◆ OBJECTIVE: Reproduce the listing exactly and skip over any pictures.

◆ EXCERPTED DATA:

--------------------------------

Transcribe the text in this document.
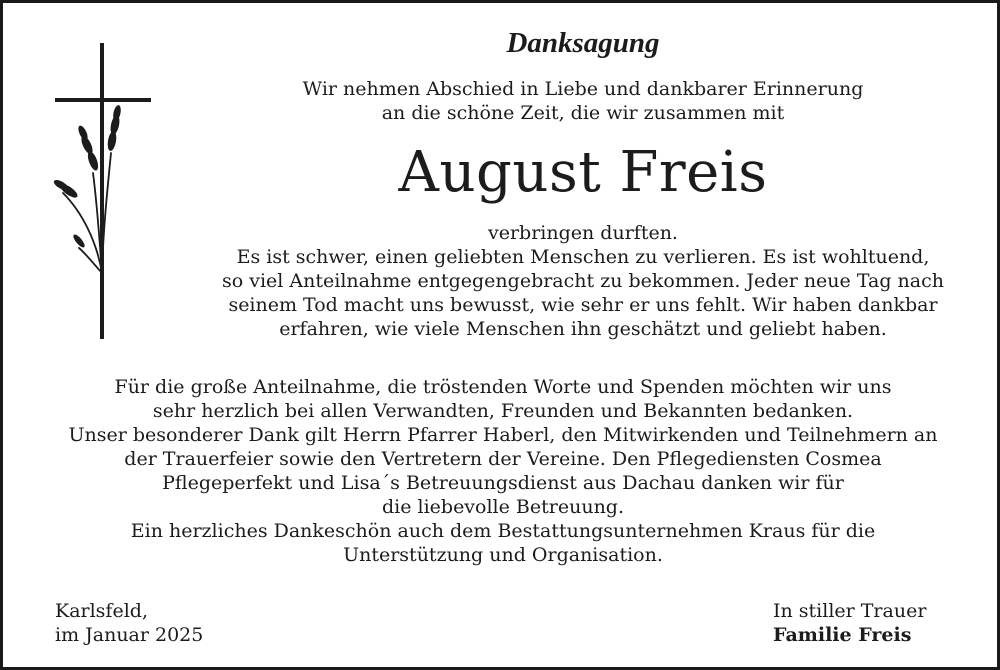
Danksagung

Wir nehmen Abschied in Liebe und dankbarer Erinnerung
an die schöne Zeit, die wir zusammen mit

August Freis

verbringen durften.
Es ist schwer, einen geliebten Menschen zu verlieren. Es ist wohltuend,
so viel Anteilnahme entgegengebracht zu bekommen. Jeder neue Tag nach
seinem Tod macht uns bewusst, wie sehr er uns fehlt. Wir haben dankbar
erfahren, wie viele Menschen ihn geschätzt und geliebt haben.

Für die große Anteilnahme, die tröstenden Worte und Spenden möchten wir uns
sehr herzlich bei allen Verwandten, Freunden und Bekannten bedanken.
Unser besonderer Dank gilt Herrn Pfarrer Haberl, den Mitwirkenden und Teilnehmern an
der Trauerfeier sowie den Vertretern der Vereine. Den Pflegediensten Cosmea
Pflegeperfekt und Lisa´s Betreuungsdienst aus Dachau danken wir für
die liebevolle Betreuung.
Ein herzliches Dankeschön auch dem Bestattungsunternehmen Kraus für die
Unterstützung und Organisation.

Karlsfeld,
im Januar 2025
In stiller Trauer
Familie Freis
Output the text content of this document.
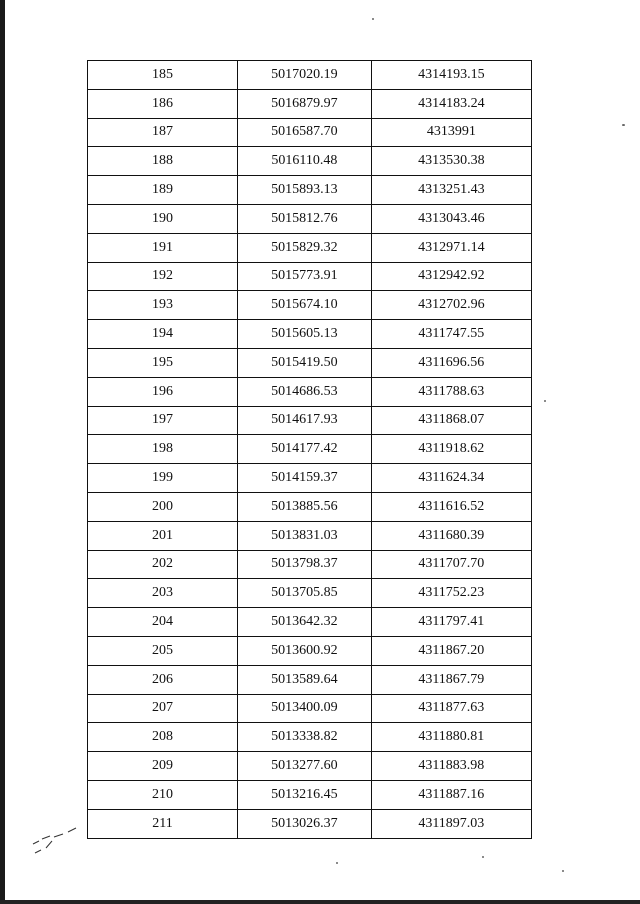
185	5017020.19	4314193.15
186	5016879.97	4314183.24
187	5016587.70	4313991
188	5016110.48	4313530.38
189	5015893.13	4313251.43
190	5015812.76	4313043.46
191	5015829.32	4312971.14
192	5015773.91	4312942.92
193	5015674.10	4312702.96
194	5015605.13	4311747.55
195	5015419.50	4311696.56
196	5014686.53	4311788.63
197	5014617.93	4311868.07
198	5014177.42	4311918.62
199	5014159.37	4311624.34
200	5013885.56	4311616.52
201	5013831.03	4311680.39
202	5013798.37	4311707.70
203	5013705.85	4311752.23
204	5013642.32	4311797.41
205	5013600.92	4311867.20
206	5013589.64	4311867.79
207	5013400.09	4311877.63
208	5013338.82	4311880.81
209	5013277.60	4311883.98
210	5013216.45	4311887.16
211	5013026.37	4311897.03
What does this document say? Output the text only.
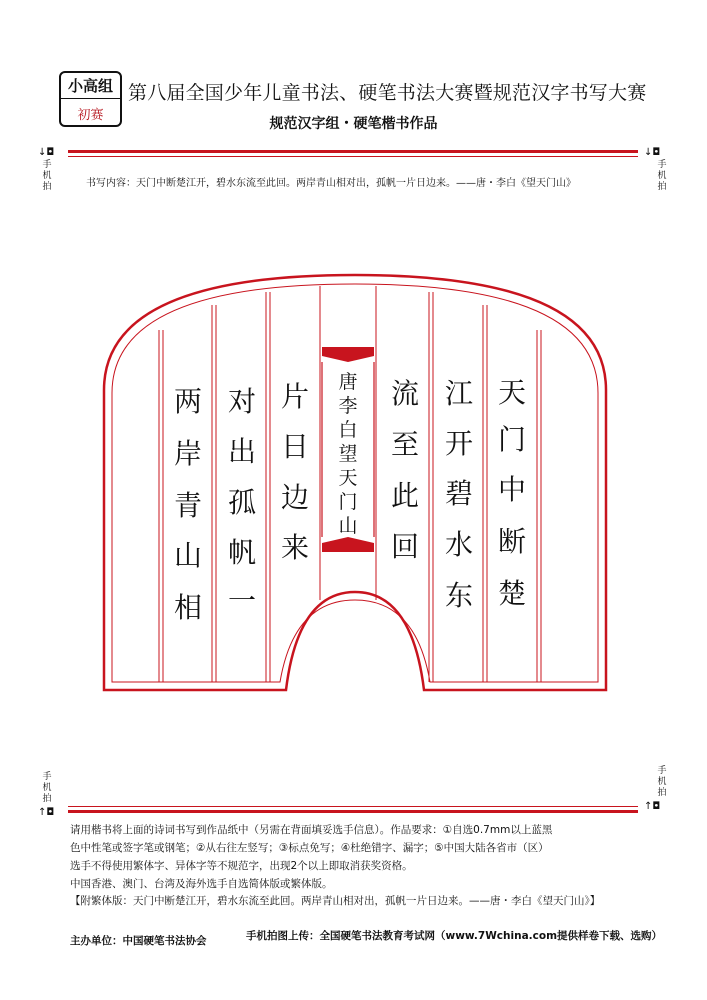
小高组
初赛
第八届全国少年儿童书法、硬笔书法大赛暨规范汉字书写大赛
规范汉字组・硬笔楷书作品
↓◘
手机拍
↓◘
手机拍
书写内容：天门中断楚江开，碧水东流至此回。两岸青山相对出，孤帆一片日边来。——唐・李白《望天门山》
天
门
中
断
楚
江
开
碧
水
东
流
至
此
回
唐
李
白
望
天
门
山
片
日
边
来
对
出
孤
帆
一
两
岸
青
山
相
手机拍
↑◘
手机拍
↑◘
请用楷书将上面的诗词书写到作品纸中（另需在背面填妥选手信息）。作品要求：①自选0.7mm以上蓝黑
色中性笔或签字笔或钢笔；②从右往左竖写；③标点免写；④杜绝错字、漏字；⑤中国大陆各省市（区）
选手不得使用繁体字、异体字等不规范字，出现2个以上即取消获奖资格。
中国香港、澳门、台湾及海外选手自选简体版或繁体版。
【附繁体版：天门中断楚江开，碧水东流至此回。两岸青山相对出，孤帆一片日边来。——唐・李白《望天门山》】
主办单位：中国硬笔书法协会	手机拍图上传：全国硬笔书法教育考试网（www.7Wchina.com提供样卷下载、选购）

--------------------------------

◆ WRITTEN SOLUTION:
Transcribe the text in this document.
Danksagung

Wir nehmen Abschied in Liebe und dankbarer Erinnerung
an die schöne Zeit, die wir zusammen mit

August Freis

verbringen durften.
Es ist schwer, einen geliebten Menschen zu verlieren. Es ist wohltuend,
so viel Anteilnahme entgegengebracht zu bekommen. Jeder neue Tag nach
seinem Tod macht uns bewusst, wie sehr er uns fehlt. Wir haben dankbar
erfahren, wie viele Menschen ihn geschätzt und geliebt haben.

Für die große Anteilnahme, die tröstenden Worte und Spenden möchten wir uns
sehr herzlich bei allen Verwandten, Freunden und Bekannten bedanken.
Unser besonderer Dank gilt Herrn Pfarrer Haberl, den Mitwirkenden und Teilnehmern an
der Trauerfeier sowie den Vertretern der Vereine. Den Pflegediensten Cosmea
Pflegeperfekt und Lisa´s Betreuungsdienst aus Dachau danken wir für
die liebevolle Betreuung.
Ein herzliches Dankeschön auch dem Bestattungsunternehmen Kraus für die
Unterstützung und Organisation.

Karlsfeld,
im Januar 2025
In stiller Trauer
Familie Freis
Output the text content of this document.
185	5017020.19	4314193.15
186	5016879.97	4314183.24
187	5016587.70	4313991
188	5016110.48	4313530.38
189	5015893.13	4313251.43
190	5015812.76	4313043.46
191	5015829.32	4312971.14
192	5015773.91	4312942.92
193	5015674.10	4312702.96
194	5015605.13	4311747.55
195	5015419.50	4311696.56
196	5014686.53	4311788.63
197	5014617.93	4311868.07
198	5014177.42	4311918.62
199	5014159.37	4311624.34
200	5013885.56	4311616.52
201	5013831.03	4311680.39
202	5013798.37	4311707.70
203	5013705.85	4311752.23
204	5013642.32	4311797.41
205	5013600.92	4311867.20
206	5013589.64	4311867.79
207	5013400.09	4311877.63
208	5013338.82	4311880.81
209	5013277.60	4311883.98
210	5013216.45	4311887.16
211	5013026.37	4311897.03
What does this document say? Output the text only.
小高组
初赛
第八届全国少年儿童书法、硬笔书法大赛暨规范汉字书写大赛
规范汉字组・硬笔楷书作品
↓◘
手机拍
↓◘
手机拍
书写内容：天门中断楚江开，碧水东流至此回。两岸青山相对出，孤帆一片日边来。——唐・李白《望天门山》
天
门
中
断
楚
江
开
碧
水
东
流
至
此
回
唐
李
白
望
天
门
山
片
日
边
来
对
出
孤
帆
一
两
岸
青
山
相
手机拍
↑◘
手机拍
↑◘
请用楷书将上面的诗词书写到作品纸中（另需在背面填妥选手信息）。作品要求：①自选0.7mm以上蓝黑
色中性笔或签字笔或钢笔；②从右往左竖写；③标点免写；④杜绝错字、漏字；⑤中国大陆各省市（区）
选手不得使用繁体字、异体字等不规范字，出现2个以上即取消获奖资格。
中国香港、澳门、台湾及海外选手自选简体版或繁体版。
【附繁体版：天门中断楚江开，碧水东流至此回。两岸青山相对出，孤帆一片日边来。——唐・李白《望天门山》】
主办单位：中国硬笔书法协会	手机拍图上传：全国硬笔书法教育考试网（www.7Wchina.com提供样卷下载、选购）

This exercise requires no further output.